Items from a dataset:
————————
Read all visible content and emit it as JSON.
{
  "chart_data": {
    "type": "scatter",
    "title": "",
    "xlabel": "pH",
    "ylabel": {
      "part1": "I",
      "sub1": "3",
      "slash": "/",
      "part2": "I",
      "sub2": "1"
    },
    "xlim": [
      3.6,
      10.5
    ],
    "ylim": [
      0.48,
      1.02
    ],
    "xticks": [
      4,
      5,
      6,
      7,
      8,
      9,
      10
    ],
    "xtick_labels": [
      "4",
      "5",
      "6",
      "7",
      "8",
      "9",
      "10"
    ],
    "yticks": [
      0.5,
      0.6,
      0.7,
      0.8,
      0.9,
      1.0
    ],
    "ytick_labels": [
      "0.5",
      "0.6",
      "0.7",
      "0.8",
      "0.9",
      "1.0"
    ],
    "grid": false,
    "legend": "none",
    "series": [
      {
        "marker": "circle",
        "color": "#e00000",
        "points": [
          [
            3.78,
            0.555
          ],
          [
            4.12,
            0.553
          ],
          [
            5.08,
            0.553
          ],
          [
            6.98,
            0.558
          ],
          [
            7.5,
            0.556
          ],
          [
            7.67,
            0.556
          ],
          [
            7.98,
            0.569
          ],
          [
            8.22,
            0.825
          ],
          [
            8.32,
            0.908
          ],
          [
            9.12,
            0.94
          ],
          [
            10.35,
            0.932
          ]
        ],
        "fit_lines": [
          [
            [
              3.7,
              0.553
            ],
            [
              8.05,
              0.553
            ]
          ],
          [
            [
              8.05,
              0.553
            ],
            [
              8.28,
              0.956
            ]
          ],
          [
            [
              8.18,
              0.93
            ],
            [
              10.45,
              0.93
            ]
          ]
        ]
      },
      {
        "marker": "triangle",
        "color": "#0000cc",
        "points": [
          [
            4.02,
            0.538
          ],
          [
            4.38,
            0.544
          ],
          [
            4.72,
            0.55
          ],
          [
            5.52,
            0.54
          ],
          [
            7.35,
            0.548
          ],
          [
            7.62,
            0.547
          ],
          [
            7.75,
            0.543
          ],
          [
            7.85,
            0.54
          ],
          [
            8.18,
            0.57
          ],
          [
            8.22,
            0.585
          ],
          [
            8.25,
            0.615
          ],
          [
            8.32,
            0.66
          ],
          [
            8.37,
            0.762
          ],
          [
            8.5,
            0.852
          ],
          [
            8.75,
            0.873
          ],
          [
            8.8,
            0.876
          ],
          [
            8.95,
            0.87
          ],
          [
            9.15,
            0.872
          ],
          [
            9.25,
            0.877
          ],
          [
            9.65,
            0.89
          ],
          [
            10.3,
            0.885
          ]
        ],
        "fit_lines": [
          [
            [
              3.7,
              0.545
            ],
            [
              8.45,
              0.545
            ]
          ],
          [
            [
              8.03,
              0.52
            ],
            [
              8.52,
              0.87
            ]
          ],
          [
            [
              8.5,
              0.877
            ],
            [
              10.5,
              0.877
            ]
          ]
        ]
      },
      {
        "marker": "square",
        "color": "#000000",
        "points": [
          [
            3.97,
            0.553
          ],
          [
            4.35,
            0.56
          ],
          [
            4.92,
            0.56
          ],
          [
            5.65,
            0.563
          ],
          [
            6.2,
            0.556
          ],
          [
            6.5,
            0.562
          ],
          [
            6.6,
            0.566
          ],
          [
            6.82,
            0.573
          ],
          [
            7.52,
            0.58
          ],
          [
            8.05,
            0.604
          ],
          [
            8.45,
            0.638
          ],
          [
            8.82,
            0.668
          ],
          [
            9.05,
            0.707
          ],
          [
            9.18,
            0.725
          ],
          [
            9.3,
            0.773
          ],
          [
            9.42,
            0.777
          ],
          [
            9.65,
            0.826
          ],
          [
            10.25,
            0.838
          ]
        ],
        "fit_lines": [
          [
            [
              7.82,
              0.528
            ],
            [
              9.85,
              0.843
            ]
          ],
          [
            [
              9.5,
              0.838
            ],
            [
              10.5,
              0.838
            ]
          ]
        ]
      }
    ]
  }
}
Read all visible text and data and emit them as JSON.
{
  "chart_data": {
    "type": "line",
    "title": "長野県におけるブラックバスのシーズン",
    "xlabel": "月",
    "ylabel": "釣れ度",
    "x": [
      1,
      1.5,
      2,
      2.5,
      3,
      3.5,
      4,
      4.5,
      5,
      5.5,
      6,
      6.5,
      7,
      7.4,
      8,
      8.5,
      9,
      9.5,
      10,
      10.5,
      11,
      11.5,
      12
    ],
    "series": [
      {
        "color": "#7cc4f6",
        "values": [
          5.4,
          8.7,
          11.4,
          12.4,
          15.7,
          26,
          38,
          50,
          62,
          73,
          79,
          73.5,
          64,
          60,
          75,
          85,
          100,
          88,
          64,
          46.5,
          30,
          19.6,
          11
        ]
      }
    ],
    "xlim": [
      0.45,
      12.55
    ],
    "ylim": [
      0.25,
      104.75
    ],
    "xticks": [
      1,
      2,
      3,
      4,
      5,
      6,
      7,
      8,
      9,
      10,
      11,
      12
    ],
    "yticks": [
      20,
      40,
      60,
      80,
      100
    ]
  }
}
————————
WRITTEN REQUEST.
Each line that contains the string "color" counts once; report how many such lines the entries have, giving only the number.

RIGHT ANSWER.
4